WRITTEN EXERCISE: Copy out the lines that have "desenho" in them.

***** THE RECORDS

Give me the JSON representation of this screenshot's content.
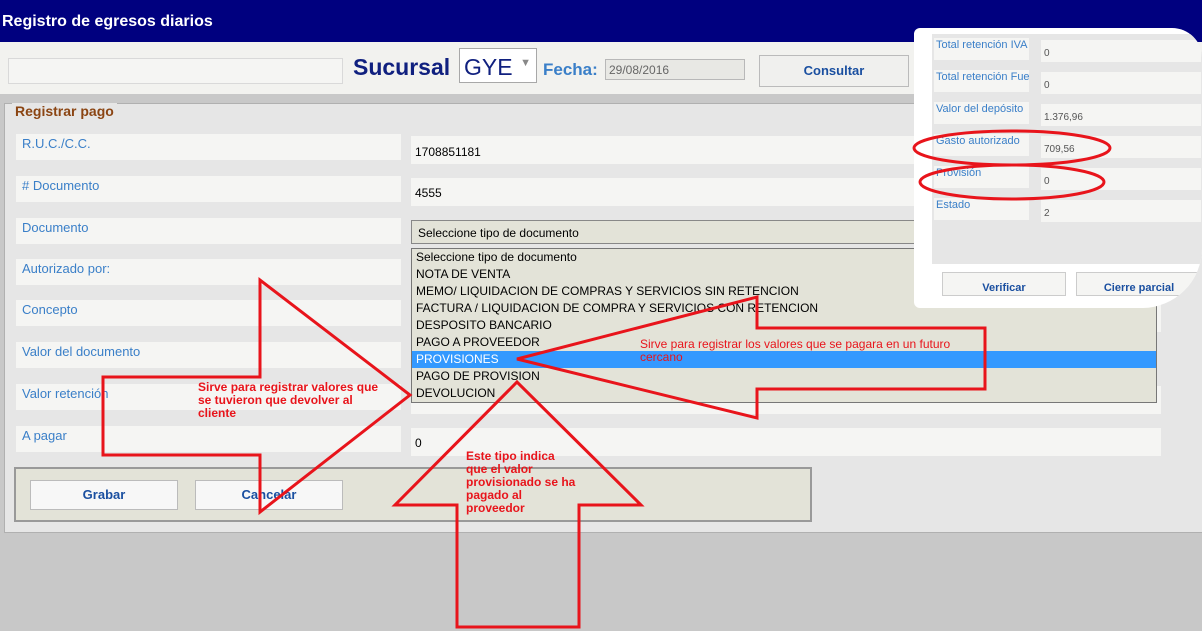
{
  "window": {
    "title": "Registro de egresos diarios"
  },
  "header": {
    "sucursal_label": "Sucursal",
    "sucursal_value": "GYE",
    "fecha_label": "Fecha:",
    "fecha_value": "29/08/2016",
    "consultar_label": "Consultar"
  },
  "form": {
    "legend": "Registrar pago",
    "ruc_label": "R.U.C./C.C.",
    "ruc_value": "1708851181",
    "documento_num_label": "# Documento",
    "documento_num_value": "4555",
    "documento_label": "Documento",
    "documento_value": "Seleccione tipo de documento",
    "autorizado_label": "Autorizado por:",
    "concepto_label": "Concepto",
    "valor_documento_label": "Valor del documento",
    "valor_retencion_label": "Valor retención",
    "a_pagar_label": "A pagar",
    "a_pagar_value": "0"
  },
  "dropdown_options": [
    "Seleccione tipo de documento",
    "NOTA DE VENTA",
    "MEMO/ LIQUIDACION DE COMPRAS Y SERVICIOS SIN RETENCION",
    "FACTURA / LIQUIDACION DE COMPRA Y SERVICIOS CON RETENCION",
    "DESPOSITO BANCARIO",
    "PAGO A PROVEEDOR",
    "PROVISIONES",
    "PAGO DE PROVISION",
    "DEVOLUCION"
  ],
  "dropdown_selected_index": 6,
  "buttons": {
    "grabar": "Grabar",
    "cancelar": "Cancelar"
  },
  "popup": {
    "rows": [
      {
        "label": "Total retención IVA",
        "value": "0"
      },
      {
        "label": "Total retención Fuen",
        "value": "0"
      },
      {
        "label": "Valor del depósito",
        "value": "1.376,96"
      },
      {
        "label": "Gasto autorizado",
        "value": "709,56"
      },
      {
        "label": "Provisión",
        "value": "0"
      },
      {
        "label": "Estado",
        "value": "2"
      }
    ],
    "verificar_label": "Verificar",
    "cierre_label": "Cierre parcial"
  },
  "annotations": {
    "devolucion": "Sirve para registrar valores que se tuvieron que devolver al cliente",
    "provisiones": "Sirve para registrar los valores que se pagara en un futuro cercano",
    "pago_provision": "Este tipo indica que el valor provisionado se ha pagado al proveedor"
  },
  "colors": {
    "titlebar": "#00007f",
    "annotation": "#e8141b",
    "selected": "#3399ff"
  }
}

**********
***** THE RECORDS

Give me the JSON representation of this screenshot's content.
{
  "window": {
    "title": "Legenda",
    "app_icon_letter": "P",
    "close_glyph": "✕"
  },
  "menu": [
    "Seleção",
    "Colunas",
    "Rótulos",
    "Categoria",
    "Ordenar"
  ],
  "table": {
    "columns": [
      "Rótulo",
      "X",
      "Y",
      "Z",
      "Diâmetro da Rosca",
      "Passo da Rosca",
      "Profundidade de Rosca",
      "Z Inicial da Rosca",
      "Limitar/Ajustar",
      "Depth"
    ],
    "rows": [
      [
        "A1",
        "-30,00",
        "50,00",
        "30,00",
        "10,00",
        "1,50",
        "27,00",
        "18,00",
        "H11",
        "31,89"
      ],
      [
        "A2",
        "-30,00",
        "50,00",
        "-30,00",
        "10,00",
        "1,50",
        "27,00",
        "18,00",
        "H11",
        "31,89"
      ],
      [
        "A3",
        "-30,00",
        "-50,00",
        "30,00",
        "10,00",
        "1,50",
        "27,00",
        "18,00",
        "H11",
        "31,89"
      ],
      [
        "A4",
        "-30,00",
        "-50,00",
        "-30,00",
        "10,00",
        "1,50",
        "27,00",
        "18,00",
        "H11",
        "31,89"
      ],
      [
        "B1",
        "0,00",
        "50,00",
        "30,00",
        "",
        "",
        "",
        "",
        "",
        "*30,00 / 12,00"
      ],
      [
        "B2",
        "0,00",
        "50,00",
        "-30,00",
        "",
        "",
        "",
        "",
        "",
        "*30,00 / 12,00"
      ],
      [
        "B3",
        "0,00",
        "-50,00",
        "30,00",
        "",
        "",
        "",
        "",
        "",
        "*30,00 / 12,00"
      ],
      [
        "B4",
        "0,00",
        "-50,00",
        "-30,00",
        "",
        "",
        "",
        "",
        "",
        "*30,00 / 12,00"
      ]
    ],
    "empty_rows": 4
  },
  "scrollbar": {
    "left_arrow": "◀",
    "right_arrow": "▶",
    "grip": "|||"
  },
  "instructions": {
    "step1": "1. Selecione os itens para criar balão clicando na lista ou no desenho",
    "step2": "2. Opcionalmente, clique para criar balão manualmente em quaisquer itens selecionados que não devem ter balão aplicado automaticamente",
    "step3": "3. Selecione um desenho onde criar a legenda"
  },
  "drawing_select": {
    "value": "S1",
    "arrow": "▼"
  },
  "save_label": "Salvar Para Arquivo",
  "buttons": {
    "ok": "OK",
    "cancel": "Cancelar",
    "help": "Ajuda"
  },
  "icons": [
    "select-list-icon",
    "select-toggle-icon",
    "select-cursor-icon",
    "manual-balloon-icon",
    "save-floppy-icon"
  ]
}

**********
***** THE RECORDS

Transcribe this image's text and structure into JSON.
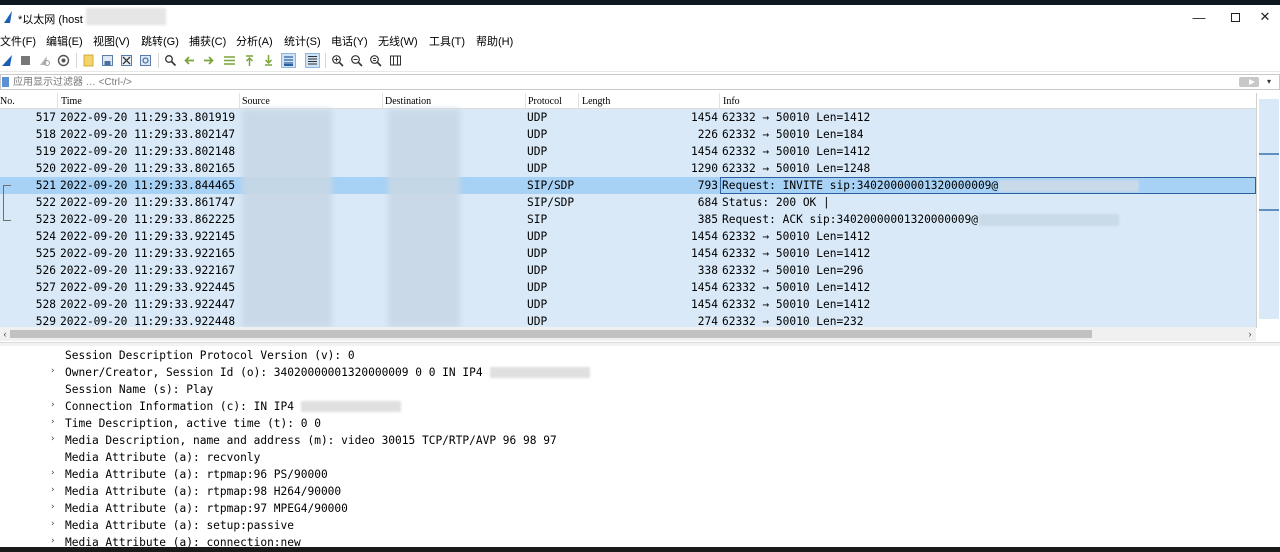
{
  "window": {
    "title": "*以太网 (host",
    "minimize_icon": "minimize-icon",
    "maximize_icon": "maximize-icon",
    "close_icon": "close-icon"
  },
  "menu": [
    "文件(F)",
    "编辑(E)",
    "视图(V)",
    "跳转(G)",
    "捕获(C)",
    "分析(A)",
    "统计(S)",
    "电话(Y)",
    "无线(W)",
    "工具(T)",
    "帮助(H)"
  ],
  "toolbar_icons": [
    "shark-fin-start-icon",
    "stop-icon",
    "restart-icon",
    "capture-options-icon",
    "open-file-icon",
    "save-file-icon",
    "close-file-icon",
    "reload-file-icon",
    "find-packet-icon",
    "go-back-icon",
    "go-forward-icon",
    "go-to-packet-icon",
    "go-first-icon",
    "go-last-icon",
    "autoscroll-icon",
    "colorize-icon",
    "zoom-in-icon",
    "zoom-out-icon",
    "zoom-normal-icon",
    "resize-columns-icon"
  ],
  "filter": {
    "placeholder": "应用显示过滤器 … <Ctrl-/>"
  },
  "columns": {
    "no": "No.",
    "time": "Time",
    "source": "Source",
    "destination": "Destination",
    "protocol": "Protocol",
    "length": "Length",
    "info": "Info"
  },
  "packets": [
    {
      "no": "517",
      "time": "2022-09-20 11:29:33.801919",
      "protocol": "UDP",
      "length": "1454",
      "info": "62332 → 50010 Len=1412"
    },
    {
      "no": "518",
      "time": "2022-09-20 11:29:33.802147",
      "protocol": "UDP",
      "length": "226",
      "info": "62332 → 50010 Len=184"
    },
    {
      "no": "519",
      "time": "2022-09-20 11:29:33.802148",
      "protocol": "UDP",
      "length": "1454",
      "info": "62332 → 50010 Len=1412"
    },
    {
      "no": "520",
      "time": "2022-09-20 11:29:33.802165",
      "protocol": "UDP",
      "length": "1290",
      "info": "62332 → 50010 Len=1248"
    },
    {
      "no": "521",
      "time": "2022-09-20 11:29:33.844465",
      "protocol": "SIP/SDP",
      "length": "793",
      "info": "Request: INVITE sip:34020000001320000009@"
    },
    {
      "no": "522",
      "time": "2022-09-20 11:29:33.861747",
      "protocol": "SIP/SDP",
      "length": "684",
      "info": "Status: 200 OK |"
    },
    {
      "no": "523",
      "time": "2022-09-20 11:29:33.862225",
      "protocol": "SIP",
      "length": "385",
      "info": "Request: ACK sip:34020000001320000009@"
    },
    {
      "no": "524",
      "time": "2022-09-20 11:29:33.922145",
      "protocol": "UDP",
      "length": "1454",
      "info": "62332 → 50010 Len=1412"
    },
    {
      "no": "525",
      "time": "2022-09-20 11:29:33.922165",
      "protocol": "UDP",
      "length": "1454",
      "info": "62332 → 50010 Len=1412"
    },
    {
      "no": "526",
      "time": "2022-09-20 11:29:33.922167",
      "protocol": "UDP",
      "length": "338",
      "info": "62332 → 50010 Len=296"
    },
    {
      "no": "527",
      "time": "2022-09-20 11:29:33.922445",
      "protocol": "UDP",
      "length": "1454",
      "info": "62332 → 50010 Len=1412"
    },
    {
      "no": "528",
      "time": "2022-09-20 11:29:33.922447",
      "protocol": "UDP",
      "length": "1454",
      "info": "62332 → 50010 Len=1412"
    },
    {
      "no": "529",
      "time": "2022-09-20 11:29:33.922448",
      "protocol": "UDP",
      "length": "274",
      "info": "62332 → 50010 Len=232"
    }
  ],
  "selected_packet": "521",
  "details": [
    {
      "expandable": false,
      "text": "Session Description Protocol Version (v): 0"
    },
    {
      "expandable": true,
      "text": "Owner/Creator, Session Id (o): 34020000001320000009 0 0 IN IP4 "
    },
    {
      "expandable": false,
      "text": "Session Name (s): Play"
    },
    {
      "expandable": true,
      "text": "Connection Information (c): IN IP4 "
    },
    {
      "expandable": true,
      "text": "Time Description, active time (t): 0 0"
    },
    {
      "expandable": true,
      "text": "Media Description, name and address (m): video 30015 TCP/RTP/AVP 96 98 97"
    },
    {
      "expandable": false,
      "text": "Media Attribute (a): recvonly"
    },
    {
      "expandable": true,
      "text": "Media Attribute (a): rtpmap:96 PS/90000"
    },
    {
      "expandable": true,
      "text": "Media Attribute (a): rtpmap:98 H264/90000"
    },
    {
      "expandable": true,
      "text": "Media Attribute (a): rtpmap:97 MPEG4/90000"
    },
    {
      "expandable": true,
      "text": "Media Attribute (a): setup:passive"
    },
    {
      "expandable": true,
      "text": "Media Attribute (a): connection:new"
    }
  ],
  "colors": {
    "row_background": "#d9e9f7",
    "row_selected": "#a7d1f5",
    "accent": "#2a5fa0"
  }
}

**********

THE SOLUTION:
    "step1": "1. Selecione os itens para criar balão clicando na lista ou no desenho",
    "step3": "3. Selecione um desenho onde criar a legenda"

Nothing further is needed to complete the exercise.